> **Exercise aim**: Pick out every line with the word "loftslagsbreytinga" and copy it.

> **Data for this exercise**:
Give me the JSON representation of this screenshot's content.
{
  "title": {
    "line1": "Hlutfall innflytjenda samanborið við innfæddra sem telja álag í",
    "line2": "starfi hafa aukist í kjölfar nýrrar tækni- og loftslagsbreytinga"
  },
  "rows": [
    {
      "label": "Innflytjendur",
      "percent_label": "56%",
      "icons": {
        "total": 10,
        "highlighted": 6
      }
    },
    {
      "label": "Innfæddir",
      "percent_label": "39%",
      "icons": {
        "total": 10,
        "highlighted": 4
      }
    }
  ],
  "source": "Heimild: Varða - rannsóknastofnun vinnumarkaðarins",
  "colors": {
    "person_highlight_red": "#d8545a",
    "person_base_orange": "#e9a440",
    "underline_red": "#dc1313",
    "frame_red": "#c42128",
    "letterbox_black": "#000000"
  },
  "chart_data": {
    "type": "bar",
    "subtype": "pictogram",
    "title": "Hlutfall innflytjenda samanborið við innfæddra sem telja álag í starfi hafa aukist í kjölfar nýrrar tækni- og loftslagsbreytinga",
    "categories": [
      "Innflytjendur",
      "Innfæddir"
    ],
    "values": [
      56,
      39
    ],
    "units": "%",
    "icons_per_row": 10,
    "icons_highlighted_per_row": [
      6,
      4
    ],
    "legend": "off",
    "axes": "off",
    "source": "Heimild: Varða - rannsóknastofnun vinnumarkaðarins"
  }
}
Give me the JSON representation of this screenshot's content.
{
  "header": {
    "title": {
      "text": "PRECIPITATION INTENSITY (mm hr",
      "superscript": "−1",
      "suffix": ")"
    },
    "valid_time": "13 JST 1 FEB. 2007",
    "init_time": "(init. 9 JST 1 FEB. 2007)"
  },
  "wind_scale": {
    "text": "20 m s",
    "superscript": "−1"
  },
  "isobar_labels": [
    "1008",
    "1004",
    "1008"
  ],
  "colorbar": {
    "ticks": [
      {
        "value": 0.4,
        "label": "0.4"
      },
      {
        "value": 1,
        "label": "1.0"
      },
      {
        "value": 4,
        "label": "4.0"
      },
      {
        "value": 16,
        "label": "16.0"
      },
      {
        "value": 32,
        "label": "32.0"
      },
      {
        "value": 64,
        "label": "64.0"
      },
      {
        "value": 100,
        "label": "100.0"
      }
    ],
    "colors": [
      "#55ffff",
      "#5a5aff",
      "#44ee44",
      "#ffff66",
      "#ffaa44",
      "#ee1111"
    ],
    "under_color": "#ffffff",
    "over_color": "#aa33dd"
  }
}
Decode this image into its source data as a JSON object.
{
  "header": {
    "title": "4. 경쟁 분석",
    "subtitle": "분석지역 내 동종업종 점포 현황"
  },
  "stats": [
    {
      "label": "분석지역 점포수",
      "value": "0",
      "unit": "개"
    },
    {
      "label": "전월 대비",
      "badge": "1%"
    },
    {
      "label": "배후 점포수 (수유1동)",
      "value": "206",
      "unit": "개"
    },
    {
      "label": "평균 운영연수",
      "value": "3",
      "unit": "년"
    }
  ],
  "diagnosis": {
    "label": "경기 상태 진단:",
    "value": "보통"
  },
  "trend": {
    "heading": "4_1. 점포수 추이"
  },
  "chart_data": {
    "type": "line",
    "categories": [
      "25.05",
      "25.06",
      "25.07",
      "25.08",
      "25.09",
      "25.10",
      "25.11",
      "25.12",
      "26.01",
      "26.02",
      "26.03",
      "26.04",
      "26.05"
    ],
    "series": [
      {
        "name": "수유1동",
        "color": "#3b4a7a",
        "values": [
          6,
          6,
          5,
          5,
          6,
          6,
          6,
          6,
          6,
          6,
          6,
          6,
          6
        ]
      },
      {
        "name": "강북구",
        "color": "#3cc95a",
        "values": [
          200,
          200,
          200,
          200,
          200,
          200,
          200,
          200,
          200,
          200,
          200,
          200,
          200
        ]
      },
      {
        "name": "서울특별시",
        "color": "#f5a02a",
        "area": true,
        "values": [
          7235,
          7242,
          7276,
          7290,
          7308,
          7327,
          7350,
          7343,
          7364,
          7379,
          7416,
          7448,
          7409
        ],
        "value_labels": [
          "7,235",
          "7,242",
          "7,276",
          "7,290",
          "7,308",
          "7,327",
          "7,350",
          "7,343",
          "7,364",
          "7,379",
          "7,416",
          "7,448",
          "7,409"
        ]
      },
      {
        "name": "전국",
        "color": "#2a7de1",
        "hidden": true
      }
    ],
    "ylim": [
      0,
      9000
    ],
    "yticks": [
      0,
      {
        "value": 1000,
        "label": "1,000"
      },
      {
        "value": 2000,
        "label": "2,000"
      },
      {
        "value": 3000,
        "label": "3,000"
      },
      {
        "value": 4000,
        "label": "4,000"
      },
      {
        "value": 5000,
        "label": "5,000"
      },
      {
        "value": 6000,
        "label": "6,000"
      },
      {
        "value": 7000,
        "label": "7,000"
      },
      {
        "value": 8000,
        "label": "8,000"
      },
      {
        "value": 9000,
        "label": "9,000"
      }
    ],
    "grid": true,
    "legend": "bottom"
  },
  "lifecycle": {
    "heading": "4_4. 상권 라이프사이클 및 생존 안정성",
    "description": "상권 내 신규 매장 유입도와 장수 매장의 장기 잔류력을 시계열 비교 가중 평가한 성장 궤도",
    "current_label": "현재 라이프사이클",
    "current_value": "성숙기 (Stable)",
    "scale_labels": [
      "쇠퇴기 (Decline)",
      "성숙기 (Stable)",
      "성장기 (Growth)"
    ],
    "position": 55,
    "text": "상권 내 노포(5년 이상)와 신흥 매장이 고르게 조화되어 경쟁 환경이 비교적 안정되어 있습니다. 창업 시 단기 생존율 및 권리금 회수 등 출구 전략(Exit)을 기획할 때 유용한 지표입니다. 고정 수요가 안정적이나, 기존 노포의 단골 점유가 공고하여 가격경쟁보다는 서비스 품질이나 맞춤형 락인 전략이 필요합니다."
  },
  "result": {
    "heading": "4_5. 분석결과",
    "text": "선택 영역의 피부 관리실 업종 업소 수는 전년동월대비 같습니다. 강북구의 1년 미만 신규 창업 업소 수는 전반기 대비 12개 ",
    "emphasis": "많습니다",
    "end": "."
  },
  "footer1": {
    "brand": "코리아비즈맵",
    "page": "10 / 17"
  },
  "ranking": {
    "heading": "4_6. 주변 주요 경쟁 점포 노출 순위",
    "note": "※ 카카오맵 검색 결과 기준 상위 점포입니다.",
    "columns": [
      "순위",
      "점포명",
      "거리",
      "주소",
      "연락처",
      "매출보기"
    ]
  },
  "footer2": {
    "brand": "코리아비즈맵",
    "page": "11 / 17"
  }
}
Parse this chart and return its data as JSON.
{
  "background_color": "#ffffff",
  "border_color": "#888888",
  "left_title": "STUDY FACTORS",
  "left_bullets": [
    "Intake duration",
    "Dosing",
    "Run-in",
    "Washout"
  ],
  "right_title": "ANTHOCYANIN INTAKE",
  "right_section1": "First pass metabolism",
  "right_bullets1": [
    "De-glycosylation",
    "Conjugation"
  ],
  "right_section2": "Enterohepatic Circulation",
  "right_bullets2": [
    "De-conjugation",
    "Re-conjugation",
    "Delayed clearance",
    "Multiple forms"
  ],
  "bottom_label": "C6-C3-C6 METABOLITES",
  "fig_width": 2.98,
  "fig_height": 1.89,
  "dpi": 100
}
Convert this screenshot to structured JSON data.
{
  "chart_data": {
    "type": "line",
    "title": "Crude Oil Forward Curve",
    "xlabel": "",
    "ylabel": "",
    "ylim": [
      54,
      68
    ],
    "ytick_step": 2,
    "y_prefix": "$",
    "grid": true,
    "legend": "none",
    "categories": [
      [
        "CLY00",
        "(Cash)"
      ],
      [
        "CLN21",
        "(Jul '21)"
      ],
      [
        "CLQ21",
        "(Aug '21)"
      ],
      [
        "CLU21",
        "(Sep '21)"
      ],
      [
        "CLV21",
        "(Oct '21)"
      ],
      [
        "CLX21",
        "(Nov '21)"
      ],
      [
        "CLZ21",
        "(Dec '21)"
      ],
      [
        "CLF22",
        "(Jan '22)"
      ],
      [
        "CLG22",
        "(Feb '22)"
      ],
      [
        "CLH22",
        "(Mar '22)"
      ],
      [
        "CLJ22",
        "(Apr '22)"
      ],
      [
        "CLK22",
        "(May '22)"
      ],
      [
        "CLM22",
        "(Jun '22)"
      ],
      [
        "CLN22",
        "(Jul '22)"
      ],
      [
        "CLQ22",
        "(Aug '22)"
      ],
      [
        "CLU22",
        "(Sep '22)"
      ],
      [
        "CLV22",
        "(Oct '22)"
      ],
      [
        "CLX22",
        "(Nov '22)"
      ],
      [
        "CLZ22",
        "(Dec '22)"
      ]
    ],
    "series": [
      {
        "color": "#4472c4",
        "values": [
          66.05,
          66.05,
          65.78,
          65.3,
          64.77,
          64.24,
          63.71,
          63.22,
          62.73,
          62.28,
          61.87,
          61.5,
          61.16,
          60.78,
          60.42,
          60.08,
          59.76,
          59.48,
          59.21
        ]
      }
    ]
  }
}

> **Solution to this problem**:
    "line2": "starfi hafa aukist í kjölfar nýrrar tækni- og loftslagsbreytinga"
    "title": "Hlutfall innflytjenda samanborið við innfæddra sem telja álag í starfi hafa aukist í kjölfar nýrrar tækni- og loftslagsbreytinga",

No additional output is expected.